-- begin Material for this task --

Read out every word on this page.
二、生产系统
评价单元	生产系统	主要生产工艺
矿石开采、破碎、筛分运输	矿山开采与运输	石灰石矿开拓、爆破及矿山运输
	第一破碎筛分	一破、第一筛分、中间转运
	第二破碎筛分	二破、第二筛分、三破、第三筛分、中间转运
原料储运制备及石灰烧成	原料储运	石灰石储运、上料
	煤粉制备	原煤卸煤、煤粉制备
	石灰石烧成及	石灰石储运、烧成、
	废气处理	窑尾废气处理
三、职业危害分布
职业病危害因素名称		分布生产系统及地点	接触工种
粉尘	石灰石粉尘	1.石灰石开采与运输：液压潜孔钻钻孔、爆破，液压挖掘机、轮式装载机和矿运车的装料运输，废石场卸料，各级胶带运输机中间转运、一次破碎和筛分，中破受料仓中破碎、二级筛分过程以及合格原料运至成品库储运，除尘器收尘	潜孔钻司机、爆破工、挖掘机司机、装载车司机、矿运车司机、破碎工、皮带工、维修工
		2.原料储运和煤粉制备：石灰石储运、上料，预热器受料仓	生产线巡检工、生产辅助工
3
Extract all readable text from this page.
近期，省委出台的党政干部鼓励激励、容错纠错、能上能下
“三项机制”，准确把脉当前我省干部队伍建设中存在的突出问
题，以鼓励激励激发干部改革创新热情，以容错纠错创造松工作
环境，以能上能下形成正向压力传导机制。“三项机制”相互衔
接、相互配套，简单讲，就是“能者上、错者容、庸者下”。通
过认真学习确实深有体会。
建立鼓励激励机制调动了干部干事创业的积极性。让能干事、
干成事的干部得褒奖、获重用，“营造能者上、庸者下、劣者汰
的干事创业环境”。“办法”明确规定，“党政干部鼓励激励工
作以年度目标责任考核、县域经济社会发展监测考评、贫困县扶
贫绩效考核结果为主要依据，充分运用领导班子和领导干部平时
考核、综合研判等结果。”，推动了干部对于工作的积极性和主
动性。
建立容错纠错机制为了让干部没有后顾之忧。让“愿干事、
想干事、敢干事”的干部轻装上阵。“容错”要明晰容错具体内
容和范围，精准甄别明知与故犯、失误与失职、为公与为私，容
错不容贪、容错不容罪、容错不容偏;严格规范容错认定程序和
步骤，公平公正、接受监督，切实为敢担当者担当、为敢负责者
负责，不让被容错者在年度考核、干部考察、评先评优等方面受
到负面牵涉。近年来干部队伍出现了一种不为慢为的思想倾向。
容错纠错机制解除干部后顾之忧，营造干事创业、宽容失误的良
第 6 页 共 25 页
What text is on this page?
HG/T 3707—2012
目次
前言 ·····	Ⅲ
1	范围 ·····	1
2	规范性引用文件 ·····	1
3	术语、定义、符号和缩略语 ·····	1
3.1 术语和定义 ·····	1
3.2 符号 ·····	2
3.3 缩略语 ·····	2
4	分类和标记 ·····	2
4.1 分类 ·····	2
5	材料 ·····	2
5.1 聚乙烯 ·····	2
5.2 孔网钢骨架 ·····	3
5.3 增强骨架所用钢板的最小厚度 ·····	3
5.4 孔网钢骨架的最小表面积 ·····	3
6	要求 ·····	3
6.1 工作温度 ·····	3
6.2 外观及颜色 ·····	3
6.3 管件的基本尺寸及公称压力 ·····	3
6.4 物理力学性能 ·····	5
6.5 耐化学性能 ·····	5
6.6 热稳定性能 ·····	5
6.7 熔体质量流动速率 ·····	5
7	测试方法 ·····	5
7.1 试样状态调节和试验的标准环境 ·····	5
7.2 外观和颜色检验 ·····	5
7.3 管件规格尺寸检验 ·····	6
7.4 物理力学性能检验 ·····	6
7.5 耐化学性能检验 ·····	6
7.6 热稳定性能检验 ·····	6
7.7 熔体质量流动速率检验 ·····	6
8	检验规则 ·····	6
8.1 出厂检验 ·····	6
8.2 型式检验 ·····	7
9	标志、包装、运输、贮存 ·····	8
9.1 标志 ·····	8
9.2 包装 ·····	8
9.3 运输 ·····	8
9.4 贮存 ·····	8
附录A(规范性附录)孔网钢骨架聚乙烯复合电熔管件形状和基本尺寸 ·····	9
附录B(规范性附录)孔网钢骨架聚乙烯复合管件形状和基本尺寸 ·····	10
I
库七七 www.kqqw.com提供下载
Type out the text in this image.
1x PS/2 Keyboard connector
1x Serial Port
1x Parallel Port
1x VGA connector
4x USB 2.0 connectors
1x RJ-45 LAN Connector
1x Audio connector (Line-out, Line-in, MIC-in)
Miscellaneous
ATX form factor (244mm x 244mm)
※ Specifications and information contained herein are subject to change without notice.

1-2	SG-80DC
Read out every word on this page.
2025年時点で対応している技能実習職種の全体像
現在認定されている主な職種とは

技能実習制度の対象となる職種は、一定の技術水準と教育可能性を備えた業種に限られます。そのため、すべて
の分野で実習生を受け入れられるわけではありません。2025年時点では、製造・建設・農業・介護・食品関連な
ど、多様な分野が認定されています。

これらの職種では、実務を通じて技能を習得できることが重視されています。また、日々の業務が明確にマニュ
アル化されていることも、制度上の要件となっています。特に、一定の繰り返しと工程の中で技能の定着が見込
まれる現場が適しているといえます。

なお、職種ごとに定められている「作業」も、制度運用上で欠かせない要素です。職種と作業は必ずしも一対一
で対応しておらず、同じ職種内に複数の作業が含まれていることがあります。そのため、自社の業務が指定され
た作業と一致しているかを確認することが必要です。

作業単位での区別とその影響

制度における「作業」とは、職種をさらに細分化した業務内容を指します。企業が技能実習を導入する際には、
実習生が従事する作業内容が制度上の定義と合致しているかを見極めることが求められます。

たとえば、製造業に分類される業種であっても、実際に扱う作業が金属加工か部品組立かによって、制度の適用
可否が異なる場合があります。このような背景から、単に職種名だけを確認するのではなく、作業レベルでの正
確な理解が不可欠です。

-- end Material for this task --

Set task: What is the number of lines in the data holding the word "そのため"? Reply with that number only.

Worked solution: 2